SUPPLIED ENTRIES:
########

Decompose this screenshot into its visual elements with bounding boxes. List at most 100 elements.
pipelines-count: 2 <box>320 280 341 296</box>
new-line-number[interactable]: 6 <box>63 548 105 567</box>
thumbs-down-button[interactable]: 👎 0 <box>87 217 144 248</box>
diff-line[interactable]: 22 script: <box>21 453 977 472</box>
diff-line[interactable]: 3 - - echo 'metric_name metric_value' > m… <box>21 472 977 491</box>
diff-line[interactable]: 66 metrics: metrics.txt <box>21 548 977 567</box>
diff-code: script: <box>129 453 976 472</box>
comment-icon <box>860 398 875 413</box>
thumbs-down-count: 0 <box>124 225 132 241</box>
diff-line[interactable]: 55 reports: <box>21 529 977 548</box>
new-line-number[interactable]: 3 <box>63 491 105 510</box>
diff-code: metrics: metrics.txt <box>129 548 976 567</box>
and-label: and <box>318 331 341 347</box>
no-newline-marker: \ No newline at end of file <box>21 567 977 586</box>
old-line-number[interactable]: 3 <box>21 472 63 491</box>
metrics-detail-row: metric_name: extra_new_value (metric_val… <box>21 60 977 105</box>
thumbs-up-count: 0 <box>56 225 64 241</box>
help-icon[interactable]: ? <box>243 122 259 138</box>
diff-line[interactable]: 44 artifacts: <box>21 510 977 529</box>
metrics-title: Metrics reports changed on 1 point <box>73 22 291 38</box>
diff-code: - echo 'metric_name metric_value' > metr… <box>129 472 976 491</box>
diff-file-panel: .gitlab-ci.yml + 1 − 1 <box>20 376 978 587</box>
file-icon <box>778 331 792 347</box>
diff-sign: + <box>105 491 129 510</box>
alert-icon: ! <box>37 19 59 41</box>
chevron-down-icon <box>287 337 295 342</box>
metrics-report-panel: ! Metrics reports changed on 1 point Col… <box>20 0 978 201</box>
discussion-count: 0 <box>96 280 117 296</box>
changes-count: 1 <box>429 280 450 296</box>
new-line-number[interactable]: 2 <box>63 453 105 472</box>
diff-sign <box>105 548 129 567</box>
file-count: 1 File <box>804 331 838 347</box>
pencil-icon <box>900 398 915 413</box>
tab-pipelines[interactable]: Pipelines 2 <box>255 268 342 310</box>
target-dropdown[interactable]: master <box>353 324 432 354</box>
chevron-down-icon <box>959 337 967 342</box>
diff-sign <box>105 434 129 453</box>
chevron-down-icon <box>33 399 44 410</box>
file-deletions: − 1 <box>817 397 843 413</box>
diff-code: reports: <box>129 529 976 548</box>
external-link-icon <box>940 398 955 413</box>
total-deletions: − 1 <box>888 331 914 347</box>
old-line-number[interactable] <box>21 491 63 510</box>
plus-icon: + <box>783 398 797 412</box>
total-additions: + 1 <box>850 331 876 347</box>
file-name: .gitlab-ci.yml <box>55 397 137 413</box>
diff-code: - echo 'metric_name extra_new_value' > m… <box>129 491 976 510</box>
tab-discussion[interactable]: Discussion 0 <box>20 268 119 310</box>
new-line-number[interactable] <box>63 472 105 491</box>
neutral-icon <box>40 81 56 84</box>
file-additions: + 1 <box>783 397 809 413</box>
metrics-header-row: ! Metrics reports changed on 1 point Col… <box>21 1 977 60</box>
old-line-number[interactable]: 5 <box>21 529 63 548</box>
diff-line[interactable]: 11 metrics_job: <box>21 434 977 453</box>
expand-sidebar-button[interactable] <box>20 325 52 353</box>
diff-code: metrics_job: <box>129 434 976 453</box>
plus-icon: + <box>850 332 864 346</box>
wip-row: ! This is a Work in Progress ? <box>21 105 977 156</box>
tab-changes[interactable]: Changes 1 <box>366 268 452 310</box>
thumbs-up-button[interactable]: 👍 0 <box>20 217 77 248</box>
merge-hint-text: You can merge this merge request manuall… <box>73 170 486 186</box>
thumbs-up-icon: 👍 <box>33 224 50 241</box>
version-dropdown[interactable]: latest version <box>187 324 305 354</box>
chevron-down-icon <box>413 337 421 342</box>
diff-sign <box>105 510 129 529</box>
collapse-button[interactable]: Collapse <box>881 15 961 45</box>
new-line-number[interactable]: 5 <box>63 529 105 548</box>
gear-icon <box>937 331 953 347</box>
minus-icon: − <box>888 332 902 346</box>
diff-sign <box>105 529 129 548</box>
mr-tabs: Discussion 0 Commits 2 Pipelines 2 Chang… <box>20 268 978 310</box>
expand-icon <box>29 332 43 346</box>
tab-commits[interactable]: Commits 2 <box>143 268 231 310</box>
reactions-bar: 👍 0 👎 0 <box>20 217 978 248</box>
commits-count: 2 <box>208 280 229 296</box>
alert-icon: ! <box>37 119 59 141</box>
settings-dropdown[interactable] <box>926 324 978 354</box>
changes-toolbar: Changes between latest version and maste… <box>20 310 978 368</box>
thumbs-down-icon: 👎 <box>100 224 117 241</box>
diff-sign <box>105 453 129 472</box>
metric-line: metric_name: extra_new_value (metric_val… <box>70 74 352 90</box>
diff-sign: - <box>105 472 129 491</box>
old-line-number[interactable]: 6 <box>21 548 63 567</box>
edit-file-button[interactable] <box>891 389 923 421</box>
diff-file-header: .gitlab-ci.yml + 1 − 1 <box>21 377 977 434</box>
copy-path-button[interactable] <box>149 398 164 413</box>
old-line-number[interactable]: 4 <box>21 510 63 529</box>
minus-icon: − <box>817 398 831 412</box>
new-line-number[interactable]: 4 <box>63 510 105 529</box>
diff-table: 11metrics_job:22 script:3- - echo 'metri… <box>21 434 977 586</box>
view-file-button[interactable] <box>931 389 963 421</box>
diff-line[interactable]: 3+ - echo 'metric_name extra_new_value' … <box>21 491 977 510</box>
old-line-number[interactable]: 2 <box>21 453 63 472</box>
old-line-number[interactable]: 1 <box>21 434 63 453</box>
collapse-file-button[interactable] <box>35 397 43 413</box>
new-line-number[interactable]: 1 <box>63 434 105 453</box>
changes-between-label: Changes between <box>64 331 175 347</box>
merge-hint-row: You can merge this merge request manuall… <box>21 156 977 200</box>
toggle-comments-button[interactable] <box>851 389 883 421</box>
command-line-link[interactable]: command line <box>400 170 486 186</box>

########

Reproduce the entries above word for word, from the first line through the line that contains "diff-line[interactable]: 22 script: <box>21", including both of those lines.

RESULT OF THIS EXERCISE:
Decompose this screenshot into its visual elements with bounding boxes. List at most 100 elements.
pipelines-count: 2 <box>320 280 341 296</box>
new-line-number[interactable]: 6 <box>63 548 105 567</box>
thumbs-down-button[interactable]: 👎 0 <box>87 217 144 248</box>
diff-line[interactable]: 22 script: <box>21 453 977 472</box>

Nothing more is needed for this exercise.